Records supplied:
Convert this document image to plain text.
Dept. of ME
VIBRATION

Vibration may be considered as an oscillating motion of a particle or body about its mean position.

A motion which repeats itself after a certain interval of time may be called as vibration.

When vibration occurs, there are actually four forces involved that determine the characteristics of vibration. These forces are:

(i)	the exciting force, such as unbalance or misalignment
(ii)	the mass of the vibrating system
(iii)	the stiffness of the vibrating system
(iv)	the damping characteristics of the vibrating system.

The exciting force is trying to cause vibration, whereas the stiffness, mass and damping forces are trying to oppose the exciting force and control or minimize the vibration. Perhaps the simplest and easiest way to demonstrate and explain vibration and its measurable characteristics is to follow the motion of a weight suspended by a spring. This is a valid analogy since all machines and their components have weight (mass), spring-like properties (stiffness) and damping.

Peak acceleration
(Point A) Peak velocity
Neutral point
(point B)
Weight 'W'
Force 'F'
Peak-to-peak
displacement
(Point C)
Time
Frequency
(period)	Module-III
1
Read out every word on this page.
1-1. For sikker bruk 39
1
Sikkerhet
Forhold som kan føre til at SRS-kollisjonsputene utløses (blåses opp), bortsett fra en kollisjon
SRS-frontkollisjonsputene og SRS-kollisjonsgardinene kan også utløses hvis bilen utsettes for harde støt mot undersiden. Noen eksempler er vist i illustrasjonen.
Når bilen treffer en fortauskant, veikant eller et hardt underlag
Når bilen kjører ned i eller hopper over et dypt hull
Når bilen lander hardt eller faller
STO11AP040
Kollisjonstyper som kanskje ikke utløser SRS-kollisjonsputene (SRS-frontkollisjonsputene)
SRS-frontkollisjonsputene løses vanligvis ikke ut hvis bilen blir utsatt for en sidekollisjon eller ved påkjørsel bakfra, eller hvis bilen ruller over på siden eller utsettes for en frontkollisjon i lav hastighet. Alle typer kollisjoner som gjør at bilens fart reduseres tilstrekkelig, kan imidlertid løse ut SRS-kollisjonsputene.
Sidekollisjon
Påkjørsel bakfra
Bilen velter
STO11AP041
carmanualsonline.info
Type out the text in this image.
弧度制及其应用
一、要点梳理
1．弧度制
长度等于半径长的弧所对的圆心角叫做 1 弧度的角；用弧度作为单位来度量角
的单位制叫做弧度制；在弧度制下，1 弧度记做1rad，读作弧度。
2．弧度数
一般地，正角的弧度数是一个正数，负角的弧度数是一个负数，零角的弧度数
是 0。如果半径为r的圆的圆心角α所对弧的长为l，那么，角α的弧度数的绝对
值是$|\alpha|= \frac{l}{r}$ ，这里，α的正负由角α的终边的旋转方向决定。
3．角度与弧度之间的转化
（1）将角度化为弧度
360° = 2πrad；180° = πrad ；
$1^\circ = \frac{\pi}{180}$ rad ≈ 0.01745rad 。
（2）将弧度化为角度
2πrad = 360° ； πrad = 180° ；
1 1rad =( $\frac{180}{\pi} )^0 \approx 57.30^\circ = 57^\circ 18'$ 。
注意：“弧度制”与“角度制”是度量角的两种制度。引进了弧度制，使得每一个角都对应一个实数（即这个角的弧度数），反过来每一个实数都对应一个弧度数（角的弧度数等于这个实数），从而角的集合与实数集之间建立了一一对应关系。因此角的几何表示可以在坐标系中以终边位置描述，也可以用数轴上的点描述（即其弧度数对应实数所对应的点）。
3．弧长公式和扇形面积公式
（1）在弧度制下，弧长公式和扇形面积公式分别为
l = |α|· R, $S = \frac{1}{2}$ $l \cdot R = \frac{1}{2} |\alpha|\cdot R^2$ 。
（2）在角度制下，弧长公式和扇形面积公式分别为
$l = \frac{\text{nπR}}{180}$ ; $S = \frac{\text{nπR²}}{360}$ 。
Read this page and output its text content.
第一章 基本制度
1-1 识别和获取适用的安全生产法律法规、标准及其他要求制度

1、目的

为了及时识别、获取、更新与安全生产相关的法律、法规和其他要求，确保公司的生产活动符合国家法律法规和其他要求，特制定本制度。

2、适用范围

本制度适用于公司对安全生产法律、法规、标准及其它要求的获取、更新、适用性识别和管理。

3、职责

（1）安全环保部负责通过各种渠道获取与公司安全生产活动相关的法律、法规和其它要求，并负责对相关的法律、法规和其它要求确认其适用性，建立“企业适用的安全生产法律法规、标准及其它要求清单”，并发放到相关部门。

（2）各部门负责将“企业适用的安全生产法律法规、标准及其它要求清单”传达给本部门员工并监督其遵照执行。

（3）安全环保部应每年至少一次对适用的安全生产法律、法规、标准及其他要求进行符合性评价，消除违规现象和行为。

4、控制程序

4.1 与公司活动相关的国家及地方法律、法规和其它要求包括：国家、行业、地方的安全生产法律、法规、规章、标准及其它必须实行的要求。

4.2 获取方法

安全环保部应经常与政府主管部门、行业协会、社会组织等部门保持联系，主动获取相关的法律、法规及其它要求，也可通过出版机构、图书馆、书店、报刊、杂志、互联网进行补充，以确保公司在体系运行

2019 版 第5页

Given problem:
Pick out, from the lines above, every one that contains the string "bakfra".

Solved exercise:
SRS-frontkollisjonsputene løses vanligvis ikke ut hvis bilen blir utsatt for en sidekollisjon eller ved påkjørsel bakfra, eller hvis bilen ruller over på siden eller utsettes for en frontkollisjon i lav hastighet. Alle typer kollisjoner som gjør at bilens fart reduseres tilstrekkelig, kan imidlertid løse ut SRS-kollisjonsputene.
Påkjørsel bakfra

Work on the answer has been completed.